» **TASK DESCRIPTION**
Reproduce every one of the following lines character for character, with nothing changed, added, or left out.

□ □ □ □

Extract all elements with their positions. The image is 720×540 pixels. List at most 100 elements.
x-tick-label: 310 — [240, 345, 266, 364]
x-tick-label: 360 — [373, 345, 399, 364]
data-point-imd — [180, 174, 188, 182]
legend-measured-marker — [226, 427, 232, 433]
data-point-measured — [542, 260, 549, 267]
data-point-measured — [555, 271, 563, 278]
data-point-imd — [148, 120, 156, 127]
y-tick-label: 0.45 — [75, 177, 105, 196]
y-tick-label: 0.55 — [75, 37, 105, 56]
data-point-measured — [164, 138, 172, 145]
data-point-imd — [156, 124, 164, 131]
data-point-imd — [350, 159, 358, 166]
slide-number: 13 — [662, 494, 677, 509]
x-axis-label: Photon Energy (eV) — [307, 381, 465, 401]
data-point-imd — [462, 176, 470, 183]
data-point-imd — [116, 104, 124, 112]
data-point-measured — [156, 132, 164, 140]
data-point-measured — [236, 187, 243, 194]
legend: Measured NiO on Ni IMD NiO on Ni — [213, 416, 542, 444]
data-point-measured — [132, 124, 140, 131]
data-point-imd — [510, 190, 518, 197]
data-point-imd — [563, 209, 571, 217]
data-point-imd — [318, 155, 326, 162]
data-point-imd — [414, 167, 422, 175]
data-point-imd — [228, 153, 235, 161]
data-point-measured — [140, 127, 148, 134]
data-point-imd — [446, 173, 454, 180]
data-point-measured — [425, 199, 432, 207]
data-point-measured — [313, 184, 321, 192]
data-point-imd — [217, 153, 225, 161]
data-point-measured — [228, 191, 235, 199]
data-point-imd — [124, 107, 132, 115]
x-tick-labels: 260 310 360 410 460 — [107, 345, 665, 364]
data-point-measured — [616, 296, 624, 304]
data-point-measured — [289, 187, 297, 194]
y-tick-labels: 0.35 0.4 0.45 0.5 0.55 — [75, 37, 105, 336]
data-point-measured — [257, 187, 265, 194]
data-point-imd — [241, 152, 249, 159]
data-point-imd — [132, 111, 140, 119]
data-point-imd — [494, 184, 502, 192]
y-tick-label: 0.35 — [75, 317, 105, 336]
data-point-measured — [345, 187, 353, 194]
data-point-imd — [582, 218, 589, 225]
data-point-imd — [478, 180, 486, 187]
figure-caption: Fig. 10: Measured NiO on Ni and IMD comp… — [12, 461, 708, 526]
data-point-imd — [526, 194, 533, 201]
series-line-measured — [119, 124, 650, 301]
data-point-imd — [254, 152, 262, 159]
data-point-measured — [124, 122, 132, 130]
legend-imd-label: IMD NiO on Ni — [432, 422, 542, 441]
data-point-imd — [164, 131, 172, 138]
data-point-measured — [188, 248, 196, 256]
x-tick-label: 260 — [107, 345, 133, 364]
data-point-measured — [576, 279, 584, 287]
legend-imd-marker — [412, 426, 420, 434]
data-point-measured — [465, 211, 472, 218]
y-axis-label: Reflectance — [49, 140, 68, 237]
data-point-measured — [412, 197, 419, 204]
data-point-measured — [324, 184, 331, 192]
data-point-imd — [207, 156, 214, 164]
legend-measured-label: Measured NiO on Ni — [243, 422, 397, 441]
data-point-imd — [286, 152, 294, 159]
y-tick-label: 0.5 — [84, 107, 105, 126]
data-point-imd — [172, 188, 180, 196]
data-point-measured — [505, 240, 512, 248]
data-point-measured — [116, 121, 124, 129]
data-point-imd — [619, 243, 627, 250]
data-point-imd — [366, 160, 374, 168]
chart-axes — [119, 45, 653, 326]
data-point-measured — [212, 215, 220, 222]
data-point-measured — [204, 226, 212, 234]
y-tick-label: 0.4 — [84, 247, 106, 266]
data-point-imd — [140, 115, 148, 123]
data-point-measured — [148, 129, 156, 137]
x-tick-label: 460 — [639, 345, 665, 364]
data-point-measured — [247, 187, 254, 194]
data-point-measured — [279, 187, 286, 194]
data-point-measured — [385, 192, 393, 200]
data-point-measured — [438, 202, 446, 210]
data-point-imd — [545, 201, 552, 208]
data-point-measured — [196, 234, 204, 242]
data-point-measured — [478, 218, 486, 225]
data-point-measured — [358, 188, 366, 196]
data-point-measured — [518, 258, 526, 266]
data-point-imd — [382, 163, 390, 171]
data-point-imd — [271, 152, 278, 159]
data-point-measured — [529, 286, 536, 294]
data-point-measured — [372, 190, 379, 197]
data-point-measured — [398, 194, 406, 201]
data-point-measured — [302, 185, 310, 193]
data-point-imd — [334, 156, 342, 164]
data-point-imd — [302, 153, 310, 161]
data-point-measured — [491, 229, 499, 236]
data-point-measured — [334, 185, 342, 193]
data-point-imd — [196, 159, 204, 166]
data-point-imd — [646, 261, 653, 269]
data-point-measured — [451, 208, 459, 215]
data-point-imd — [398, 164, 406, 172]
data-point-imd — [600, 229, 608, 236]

□ □ □ □

» **REPLY**
Extract all elements with their positions. The image is 720×540 pixels. List at most 100 elements.
x-tick-label: 310 — [240, 345, 266, 364]
x-tick-label: 360 — [373, 345, 399, 364]
data-point-imd — [180, 174, 188, 182]
legend-measured-marker — [226, 427, 232, 433]
data-point-measured — [542, 260, 549, 267]
data-point-measured — [555, 271, 563, 278]
data-point-imd — [148, 120, 156, 127]
y-tick-label: 0.45 — [75, 177, 105, 196]
y-tick-label: 0.55 — [75, 37, 105, 56]
data-point-measured — [164, 138, 172, 145]
data-point-imd — [156, 124, 164, 131]
data-point-imd — [350, 159, 358, 166]
slide-number: 13 — [662, 494, 677, 509]
x-axis-label: Photon Energy (eV) — [307, 381, 465, 401]
data-point-imd — [462, 176, 470, 183]
data-point-imd — [116, 104, 124, 112]
data-point-measured — [156, 132, 164, 140]
data-point-measured — [236, 187, 243, 194]
legend: Measured NiO on Ni IMD NiO on Ni — [213, 416, 542, 444]
data-point-measured — [132, 124, 140, 131]
data-point-imd — [510, 190, 518, 197]
data-point-imd — [563, 209, 571, 217]
data-point-imd — [318, 155, 326, 162]
data-point-imd — [414, 167, 422, 175]
data-point-imd — [228, 153, 235, 161]
data-point-measured — [140, 127, 148, 134]
data-point-imd — [446, 173, 454, 180]
data-point-measured — [425, 199, 432, 207]
data-point-measured — [313, 184, 321, 192]
data-point-imd — [217, 153, 225, 161]
data-point-measured — [228, 191, 235, 199]
data-point-imd — [124, 107, 132, 115]
x-tick-labels: 260 310 360 410 460 — [107, 345, 665, 364]
data-point-measured — [616, 296, 624, 304]
data-point-measured — [289, 187, 297, 194]
y-tick-labels: 0.35 0.4 0.45 0.5 0.55 — [75, 37, 105, 336]
data-point-measured — [257, 187, 265, 194]
data-point-imd — [241, 152, 249, 159]
data-point-imd — [132, 111, 140, 119]
data-point-imd — [494, 184, 502, 192]
y-tick-label: 0.35 — [75, 317, 105, 336]
data-point-measured — [345, 187, 353, 194]
data-point-imd — [582, 218, 589, 225]
data-point-imd — [478, 180, 486, 187]
figure-caption: Fig. 10: Measured NiO on Ni and IMD comp… — [12, 461, 708, 526]
data-point-imd — [526, 194, 533, 201]
series-line-measured — [119, 124, 650, 301]
data-point-imd — [254, 152, 262, 159]
data-point-measured — [124, 122, 132, 130]
legend-imd-label: IMD NiO on Ni — [432, 422, 542, 441]
data-point-imd — [164, 131, 172, 138]
data-point-measured — [188, 248, 196, 256]
x-tick-label: 260 — [107, 345, 133, 364]
data-point-measured — [576, 279, 584, 287]
legend-imd-marker — [412, 426, 420, 434]
data-point-measured — [465, 211, 472, 218]
y-axis-label: Reflectance — [49, 140, 68, 237]
data-point-measured — [412, 197, 419, 204]
data-point-measured — [324, 184, 331, 192]
data-point-imd — [207, 156, 214, 164]
legend-measured-label: Measured NiO on Ni — [243, 422, 397, 441]
data-point-imd — [286, 152, 294, 159]
y-tick-label: 0.5 — [84, 107, 105, 126]
data-point-imd — [172, 188, 180, 196]
data-point-measured — [505, 240, 512, 248]
data-point-measured — [116, 121, 124, 129]
data-point-imd — [619, 243, 627, 250]
data-point-imd — [366, 160, 374, 168]
chart-axes — [119, 45, 653, 326]
data-point-measured — [212, 215, 220, 222]
data-point-measured — [204, 226, 212, 234]
y-tick-label: 0.4 — [84, 247, 106, 266]
data-point-imd — [140, 115, 148, 123]
data-point-measured — [148, 129, 156, 137]
x-tick-label: 460 — [639, 345, 665, 364]
data-point-measured — [247, 187, 254, 194]
data-point-measured — [279, 187, 286, 194]
data-point-measured — [385, 192, 393, 200]
data-point-measured — [438, 202, 446, 210]
data-point-imd — [545, 201, 552, 208]
data-point-measured — [196, 234, 204, 242]
data-point-measured — [478, 218, 486, 225]
data-point-measured — [358, 188, 366, 196]
data-point-measured — [518, 258, 526, 266]
data-point-imd — [382, 163, 390, 171]
data-point-imd — [271, 152, 278, 159]
data-point-measured — [529, 286, 536, 294]
data-point-measured — [372, 190, 379, 197]
data-point-measured — [398, 194, 406, 201]
data-point-measured — [302, 185, 310, 193]
data-point-imd — [334, 156, 342, 164]
data-point-imd — [302, 153, 310, 161]
data-point-measured — [491, 229, 499, 236]
data-point-measured — [334, 185, 342, 193]
data-point-imd — [196, 159, 204, 166]
data-point-imd — [646, 261, 653, 269]
data-point-measured — [451, 208, 459, 215]
data-point-imd — [398, 164, 406, 172]
data-point-imd — [600, 229, 608, 236]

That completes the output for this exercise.